[start of Task data]

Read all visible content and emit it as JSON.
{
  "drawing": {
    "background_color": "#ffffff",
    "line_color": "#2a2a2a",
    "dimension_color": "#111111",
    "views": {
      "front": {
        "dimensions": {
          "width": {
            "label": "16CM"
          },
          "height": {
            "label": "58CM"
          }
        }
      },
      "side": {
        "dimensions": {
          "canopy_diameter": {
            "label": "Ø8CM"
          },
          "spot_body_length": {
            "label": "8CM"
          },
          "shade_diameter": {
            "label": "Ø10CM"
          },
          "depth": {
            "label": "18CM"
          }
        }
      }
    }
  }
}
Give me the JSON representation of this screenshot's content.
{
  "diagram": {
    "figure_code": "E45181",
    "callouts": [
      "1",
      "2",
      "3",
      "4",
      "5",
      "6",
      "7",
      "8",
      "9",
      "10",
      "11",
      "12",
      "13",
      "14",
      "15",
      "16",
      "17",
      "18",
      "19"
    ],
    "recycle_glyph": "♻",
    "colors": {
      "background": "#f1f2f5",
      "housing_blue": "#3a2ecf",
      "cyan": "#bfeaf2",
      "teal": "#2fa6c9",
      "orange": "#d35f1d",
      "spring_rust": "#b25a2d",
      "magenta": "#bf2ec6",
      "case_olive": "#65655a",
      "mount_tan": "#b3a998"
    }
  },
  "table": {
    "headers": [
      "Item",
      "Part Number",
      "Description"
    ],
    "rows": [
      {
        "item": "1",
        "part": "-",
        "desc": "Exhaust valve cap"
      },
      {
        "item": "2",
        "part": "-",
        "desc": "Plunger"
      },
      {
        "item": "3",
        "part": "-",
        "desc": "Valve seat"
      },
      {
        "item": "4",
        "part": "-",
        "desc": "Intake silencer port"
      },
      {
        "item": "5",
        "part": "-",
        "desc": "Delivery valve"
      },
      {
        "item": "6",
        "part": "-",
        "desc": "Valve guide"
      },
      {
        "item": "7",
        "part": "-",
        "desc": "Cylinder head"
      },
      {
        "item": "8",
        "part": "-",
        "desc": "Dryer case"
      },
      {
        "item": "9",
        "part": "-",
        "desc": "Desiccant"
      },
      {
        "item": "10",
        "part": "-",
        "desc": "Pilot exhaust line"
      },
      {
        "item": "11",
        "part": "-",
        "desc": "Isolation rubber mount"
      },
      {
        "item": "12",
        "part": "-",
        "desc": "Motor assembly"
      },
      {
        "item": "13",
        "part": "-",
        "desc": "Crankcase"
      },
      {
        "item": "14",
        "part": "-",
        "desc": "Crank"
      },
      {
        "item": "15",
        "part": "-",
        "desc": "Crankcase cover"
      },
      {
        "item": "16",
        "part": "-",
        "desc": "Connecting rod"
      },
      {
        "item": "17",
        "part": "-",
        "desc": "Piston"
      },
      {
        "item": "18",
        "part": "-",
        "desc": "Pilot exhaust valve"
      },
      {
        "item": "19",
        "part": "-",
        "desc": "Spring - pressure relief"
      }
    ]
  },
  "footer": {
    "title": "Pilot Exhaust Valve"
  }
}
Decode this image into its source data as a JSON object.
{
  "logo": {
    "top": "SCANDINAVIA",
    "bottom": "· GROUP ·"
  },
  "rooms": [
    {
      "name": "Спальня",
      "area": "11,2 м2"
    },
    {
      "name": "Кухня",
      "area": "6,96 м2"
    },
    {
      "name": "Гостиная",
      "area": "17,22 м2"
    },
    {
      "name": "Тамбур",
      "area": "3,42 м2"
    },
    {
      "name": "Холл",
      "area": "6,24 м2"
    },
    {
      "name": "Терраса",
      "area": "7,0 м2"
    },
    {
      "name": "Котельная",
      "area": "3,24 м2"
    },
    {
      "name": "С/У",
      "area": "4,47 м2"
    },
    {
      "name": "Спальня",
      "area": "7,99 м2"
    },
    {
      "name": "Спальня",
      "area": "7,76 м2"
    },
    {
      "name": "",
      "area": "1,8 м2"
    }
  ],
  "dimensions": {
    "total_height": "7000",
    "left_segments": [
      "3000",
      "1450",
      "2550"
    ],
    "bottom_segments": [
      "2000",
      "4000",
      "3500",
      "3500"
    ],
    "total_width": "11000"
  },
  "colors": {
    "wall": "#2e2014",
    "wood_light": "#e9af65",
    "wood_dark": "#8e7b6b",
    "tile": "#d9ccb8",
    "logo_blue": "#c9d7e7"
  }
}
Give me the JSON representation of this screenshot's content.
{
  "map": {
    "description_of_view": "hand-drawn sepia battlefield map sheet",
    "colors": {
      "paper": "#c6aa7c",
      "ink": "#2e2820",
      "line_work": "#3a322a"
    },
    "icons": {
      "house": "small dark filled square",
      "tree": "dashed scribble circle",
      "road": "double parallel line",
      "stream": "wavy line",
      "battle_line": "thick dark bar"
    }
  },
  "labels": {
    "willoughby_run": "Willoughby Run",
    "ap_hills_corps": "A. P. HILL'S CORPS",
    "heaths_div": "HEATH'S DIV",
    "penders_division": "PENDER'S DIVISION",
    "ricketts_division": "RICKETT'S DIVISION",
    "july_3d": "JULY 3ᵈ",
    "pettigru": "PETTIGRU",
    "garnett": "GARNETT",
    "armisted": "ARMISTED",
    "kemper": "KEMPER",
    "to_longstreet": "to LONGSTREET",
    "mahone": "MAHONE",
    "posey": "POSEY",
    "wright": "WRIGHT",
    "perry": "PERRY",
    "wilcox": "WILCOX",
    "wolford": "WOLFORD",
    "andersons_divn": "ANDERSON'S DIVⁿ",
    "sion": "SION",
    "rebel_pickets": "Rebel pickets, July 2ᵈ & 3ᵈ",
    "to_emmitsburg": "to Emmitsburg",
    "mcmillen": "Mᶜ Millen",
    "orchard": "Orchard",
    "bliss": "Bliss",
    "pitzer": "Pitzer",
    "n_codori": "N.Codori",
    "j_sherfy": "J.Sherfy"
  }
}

[end of Task data]

_Task details_: Repeat the material in full, exactly as it stands.

_Written solution_:
Read all visible content and emit it as JSON.
{
  "drawing": {
    "background_color": "#ffffff",
    "line_color": "#2a2a2a",
    "dimension_color": "#111111",
    "views": {
      "front": {
        "dimensions": {
          "width": {
            "label": "16CM"
          },
          "height": {
            "label": "58CM"
          }
        }
      },
      "side": {
        "dimensions": {
          "canopy_diameter": {
            "label": "Ø8CM"
          },
          "spot_body_length": {
            "label": "8CM"
          },
          "shade_diameter": {
            "label": "Ø10CM"
          },
          "depth": {
            "label": "18CM"
          }
        }
      }
    }
  }
}
Give me the JSON representation of this screenshot's content.
{
  "diagram": {
    "figure_code": "E45181",
    "callouts": [
      "1",
      "2",
      "3",
      "4",
      "5",
      "6",
      "7",
      "8",
      "9",
      "10",
      "11",
      "12",
      "13",
      "14",
      "15",
      "16",
      "17",
      "18",
      "19"
    ],
    "recycle_glyph": "♻",
    "colors": {
      "background": "#f1f2f5",
      "housing_blue": "#3a2ecf",
      "cyan": "#bfeaf2",
      "teal": "#2fa6c9",
      "orange": "#d35f1d",
      "spring_rust": "#b25a2d",
      "magenta": "#bf2ec6",
      "case_olive": "#65655a",
      "mount_tan": "#b3a998"
    }
  },
  "table": {
    "headers": [
      "Item",
      "Part Number",
      "Description"
    ],
    "rows": [
      {
        "item": "1",
        "part": "-",
        "desc": "Exhaust valve cap"
      },
      {
        "item": "2",
        "part": "-",
        "desc": "Plunger"
      },
      {
        "item": "3",
        "part": "-",
        "desc": "Valve seat"
      },
      {
        "item": "4",
        "part": "-",
        "desc": "Intake silencer port"
      },
      {
        "item": "5",
        "part": "-",
        "desc": "Delivery valve"
      },
      {
        "item": "6",
        "part": "-",
        "desc": "Valve guide"
      },
      {
        "item": "7",
        "part": "-",
        "desc": "Cylinder head"
      },
      {
        "item": "8",
        "part": "-",
        "desc": "Dryer case"
      },
      {
        "item": "9",
        "part": "-",
        "desc": "Desiccant"
      },
      {
        "item": "10",
        "part": "-",
        "desc": "Pilot exhaust line"
      },
      {
        "item": "11",
        "part": "-",
        "desc": "Isolation rubber mount"
      },
      {
        "item": "12",
        "part": "-",
        "desc": "Motor assembly"
      },
      {
        "item": "13",
        "part": "-",
        "desc": "Crankcase"
      },
      {
        "item": "14",
        "part": "-",
        "desc": "Crank"
      },
      {
        "item": "15",
        "part": "-",
        "desc": "Crankcase cover"
      },
      {
        "item": "16",
        "part": "-",
        "desc": "Connecting rod"
      },
      {
        "item": "17",
        "part": "-",
        "desc": "Piston"
      },
      {
        "item": "18",
        "part": "-",
        "desc": "Pilot exhaust valve"
      },
      {
        "item": "19",
        "part": "-",
        "desc": "Spring - pressure relief"
      }
    ]
  },
  "footer": {
    "title": "Pilot Exhaust Valve"
  }
}
Decode this image into its source data as a JSON object.
{
  "logo": {
    "top": "SCANDINAVIA",
    "bottom": "· GROUP ·"
  },
  "rooms": [
    {
      "name": "Спальня",
      "area": "11,2 м2"
    },
    {
      "name": "Кухня",
      "area": "6,96 м2"
    },
    {
      "name": "Гостиная",
      "area": "17,22 м2"
    },
    {
      "name": "Тамбур",
      "area": "3,42 м2"
    },
    {
      "name": "Холл",
      "area": "6,24 м2"
    },
    {
      "name": "Терраса",
      "area": "7,0 м2"
    },
    {
      "name": "Котельная",
      "area": "3,24 м2"
    },
    {
      "name": "С/У",
      "area": "4,47 м2"
    },
    {
      "name": "Спальня",
      "area": "7,99 м2"
    },
    {
      "name": "Спальня",
      "area": "7,76 м2"
    },
    {
      "name": "",
      "area": "1,8 м2"
    }
  ],
  "dimensions": {
    "total_height": "7000",
    "left_segments": [
      "3000",
      "1450",
      "2550"
    ],
    "bottom_segments": [
      "2000",
      "4000",
      "3500",
      "3500"
    ],
    "total_width": "11000"
  },
  "colors": {
    "wall": "#2e2014",
    "wood_light": "#e9af65",
    "wood_dark": "#8e7b6b",
    "tile": "#d9ccb8",
    "logo_blue": "#c9d7e7"
  }
}
Give me the JSON representation of this screenshot's content.
{
  "map": {
    "description_of_view": "hand-drawn sepia battlefield map sheet",
    "colors": {
      "paper": "#c6aa7c",
      "ink": "#2e2820",
      "line_work": "#3a322a"
    },
    "icons": {
      "house": "small dark filled square",
      "tree": "dashed scribble circle",
      "road": "double parallel line",
      "stream": "wavy line",
      "battle_line": "thick dark bar"
    }
  },
  "labels": {
    "willoughby_run": "Willoughby Run",
    "ap_hills_corps": "A. P. HILL'S CORPS",
    "heaths_div": "HEATH'S DIV",
    "penders_division": "PENDER'S DIVISION",
    "ricketts_division": "RICKETT'S DIVISION",
    "july_3d": "JULY 3ᵈ",
    "pettigru": "PETTIGRU",
    "garnett": "GARNETT",
    "armisted": "ARMISTED",
    "kemper": "KEMPER",
    "to_longstreet": "to LONGSTREET",
    "mahone": "MAHONE",
    "posey": "POSEY",
    "wright": "WRIGHT",
    "perry": "PERRY",
    "wilcox": "WILCOX",
    "wolford": "WOLFORD",
    "andersons_divn": "ANDERSON'S DIVⁿ",
    "sion": "SION",
    "rebel_pickets": "Rebel pickets, July 2ᵈ & 3ᵈ",
    "to_emmitsburg": "to Emmitsburg",
    "mcmillen": "Mᶜ Millen",
    "orchard": "Orchard",
    "bliss": "Bliss",
    "pitzer": "Pitzer",
    "n_codori": "N.Codori",
    "j_sherfy": "J.Sherfy"
  }
}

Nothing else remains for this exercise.